» Exercise goal
Copy the data below exactly, omitting any picture it contains.

» Input records

-- Begin --

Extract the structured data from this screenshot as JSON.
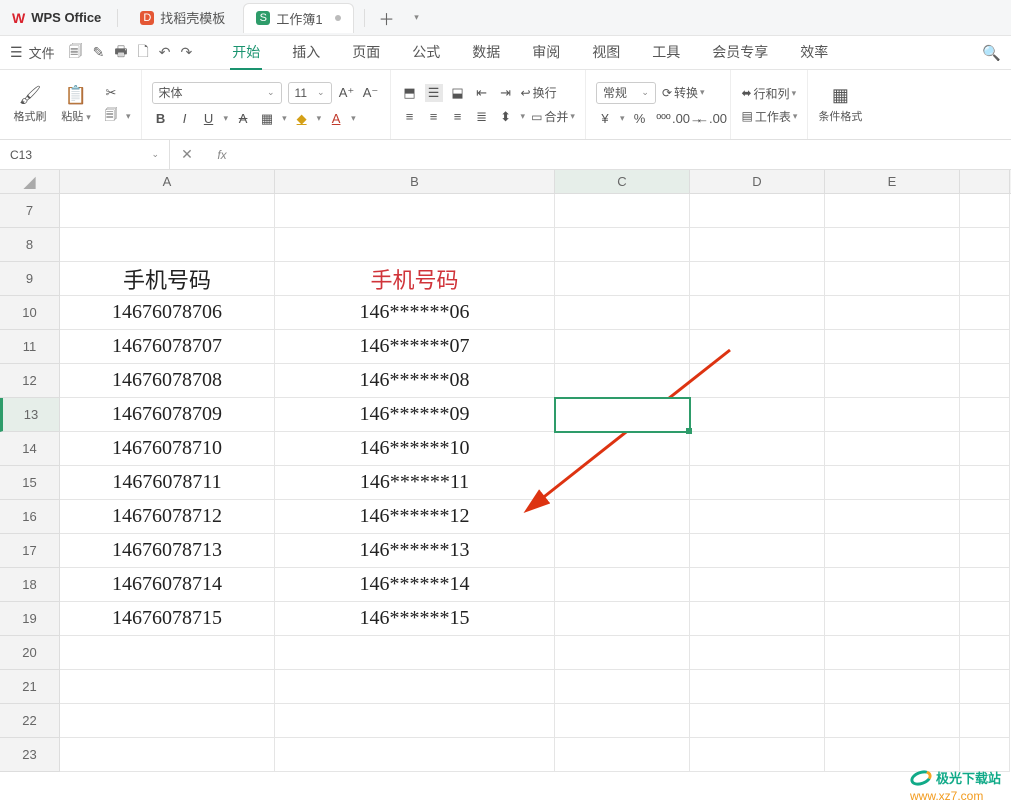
{
  "app": {
    "name": "WPS Office"
  },
  "tabs": [
    {
      "label": "找稻壳模板",
      "icon": "D"
    },
    {
      "label": "工作簿1",
      "icon": "S",
      "active": true
    }
  ],
  "menubar": {
    "file": "文件"
  },
  "menutabs": [
    "开始",
    "插入",
    "页面",
    "公式",
    "数据",
    "审阅",
    "视图",
    "工具",
    "会员专享",
    "效率"
  ],
  "active_menutab": 0,
  "ribbon": {
    "format_painter": "格式刷",
    "paste": "粘贴",
    "font_name": "宋体",
    "font_size": "11",
    "wrap": "换行",
    "merge": "合并",
    "general": "常规",
    "convert": "转换",
    "rowcol": "行和列",
    "worksheet": "工作表",
    "condfmt": "条件格式"
  },
  "namebox": "C13",
  "formula": "",
  "columns": [
    "A",
    "B",
    "C",
    "D",
    "E"
  ],
  "selected_col": "C",
  "row_start": 7,
  "rows": [
    {
      "n": 7,
      "A": "",
      "B": ""
    },
    {
      "n": 8,
      "A": "",
      "B": ""
    },
    {
      "n": 9,
      "A": "手机号码",
      "B": "手机号码",
      "header": true
    },
    {
      "n": 10,
      "A": "14676078706",
      "B": "146******06"
    },
    {
      "n": 11,
      "A": "14676078707",
      "B": "146******07"
    },
    {
      "n": 12,
      "A": "14676078708",
      "B": "146******08"
    },
    {
      "n": 13,
      "A": "14676078709",
      "B": "146******09",
      "selected_row": true
    },
    {
      "n": 14,
      "A": "14676078710",
      "B": "146******10"
    },
    {
      "n": 15,
      "A": "14676078711",
      "B": "146******11"
    },
    {
      "n": 16,
      "A": "14676078712",
      "B": "146******12"
    },
    {
      "n": 17,
      "A": "14676078713",
      "B": "146******13"
    },
    {
      "n": 18,
      "A": "14676078714",
      "B": "146******14"
    },
    {
      "n": 19,
      "A": "14676078715",
      "B": "146******15"
    },
    {
      "n": 20,
      "A": "",
      "B": ""
    },
    {
      "n": 21,
      "A": "",
      "B": ""
    },
    {
      "n": 22,
      "A": "",
      "B": ""
    },
    {
      "n": 23,
      "A": "",
      "B": ""
    }
  ],
  "selected_cell": "C13",
  "watermark": {
    "line1": "极光下载站",
    "line2": "www.xz7.com"
  }
}
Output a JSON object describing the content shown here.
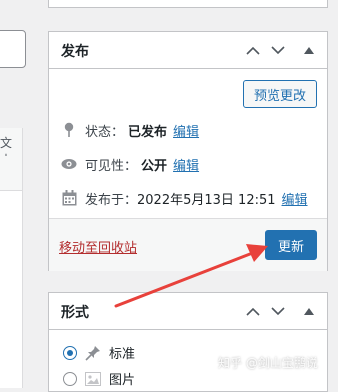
{
  "left_column": {
    "header_text": "文本"
  },
  "publish_box": {
    "title": "发布",
    "preview_button": "预览更改",
    "status": {
      "label": "状态：",
      "value": "已发布",
      "edit": "编辑"
    },
    "visibility": {
      "label": "可见性：",
      "value": "公开",
      "edit": "编辑"
    },
    "published": {
      "label": "发布于：",
      "value": "2022年5月13日 12:51",
      "edit": "编辑"
    },
    "trash_link": "移动至回收站",
    "update_button": "更新"
  },
  "format_box": {
    "title": "形式",
    "options": [
      {
        "label": "标准",
        "selected": true
      },
      {
        "label": "图片",
        "selected": false
      }
    ]
  },
  "watermark": {
    "text": "知乎 @剑山宝鹏说"
  },
  "colors": {
    "accent": "#2271b1",
    "danger": "#b32d2e",
    "arrow": "#e8413b"
  }
}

-- End --

» Expected answer
Extract the structured data from this screenshot as JSON.
{
  "app": {
    "name": "WPS Office"
  },
  "tabs": [
    {
      "label": "找稻壳模板",
      "icon": "D"
    },
    {
      "label": "工作簿1",
      "icon": "S",
      "active": true
    }
  ],
  "menubar": {
    "file": "文件"
  },
  "menutabs": [
    "开始",
    "插入",
    "页面",
    "公式",
    "数据",
    "审阅",
    "视图",
    "工具",
    "会员专享",
    "效率"
  ],
  "active_menutab": 0,
  "ribbon": {
    "format_painter": "格式刷",
    "paste": "粘贴",
    "font_name": "宋体",
    "font_size": "11",
    "wrap": "换行",
    "merge": "合并",
    "general": "常规",
    "convert": "转换",
    "rowcol": "行和列",
    "worksheet": "工作表",
    "condfmt": "条件格式"
  },
  "namebox": "C13",
  "formula": "",
  "columns": [
    "A",
    "B",
    "C",
    "D",
    "E"
  ],
  "selected_col": "C",
  "row_start": 7,
  "rows": [
    {
      "n": 7,
      "A": "",
      "B": ""
    },
    {
      "n": 8,
      "A": "",
      "B": ""
    },
    {
      "n": 9,
      "A": "手机号码",
      "B": "手机号码",
      "header": true
    },
    {
      "n": 10,
      "A": "14676078706",
      "B": "146******06"
    },
    {
      "n": 11,
      "A": "14676078707",
      "B": "146******07"
    },
    {
      "n": 12,
      "A": "14676078708",
      "B": "146******08"
    },
    {
      "n": 13,
      "A": "14676078709",
      "B": "146******09",
      "selected_row": true
    },
    {
      "n": 14,
      "A": "14676078710",
      "B": "146******10"
    },
    {
      "n": 15,
      "A": "14676078711",
      "B": "146******11"
    },
    {
      "n": 16,
      "A": "14676078712",
      "B": "146******12"
    },
    {
      "n": 17,
      "A": "14676078713",
      "B": "146******13"
    },
    {
      "n": 18,
      "A": "14676078714",
      "B": "146******14"
    },
    {
      "n": 19,
      "A": "14676078715",
      "B": "146******15"
    },
    {
      "n": 20,
      "A": "",
      "B": ""
    },
    {
      "n": 21,
      "A": "",
      "B": ""
    },
    {
      "n": 22,
      "A": "",
      "B": ""
    },
    {
      "n": 23,
      "A": "",
      "B": ""
    }
  ],
  "selected_cell": "C13",
  "watermark": {
    "line1": "极光下载站",
    "line2": "www.xz7.com"
  }
}
Output a JSON object describing the content shown here.
{
  "left_column": {
    "header_text": "文本"
  },
  "publish_box": {
    "title": "发布",
    "preview_button": "预览更改",
    "status": {
      "label": "状态：",
      "value": "已发布",
      "edit": "编辑"
    },
    "visibility": {
      "label": "可见性：",
      "value": "公开",
      "edit": "编辑"
    },
    "published": {
      "label": "发布于：",
      "value": "2022年5月13日 12:51",
      "edit": "编辑"
    },
    "trash_link": "移动至回收站",
    "update_button": "更新"
  },
  "format_box": {
    "title": "形式",
    "options": [
      {
        "label": "标准",
        "selected": true
      },
      {
        "label": "图片",
        "selected": false
      }
    ]
  },
  "watermark": {
    "text": "知乎 @剑山宝鹏说"
  },
  "colors": {
    "accent": "#2271b1",
    "danger": "#b32d2e",
    "arrow": "#e8413b"
  }
}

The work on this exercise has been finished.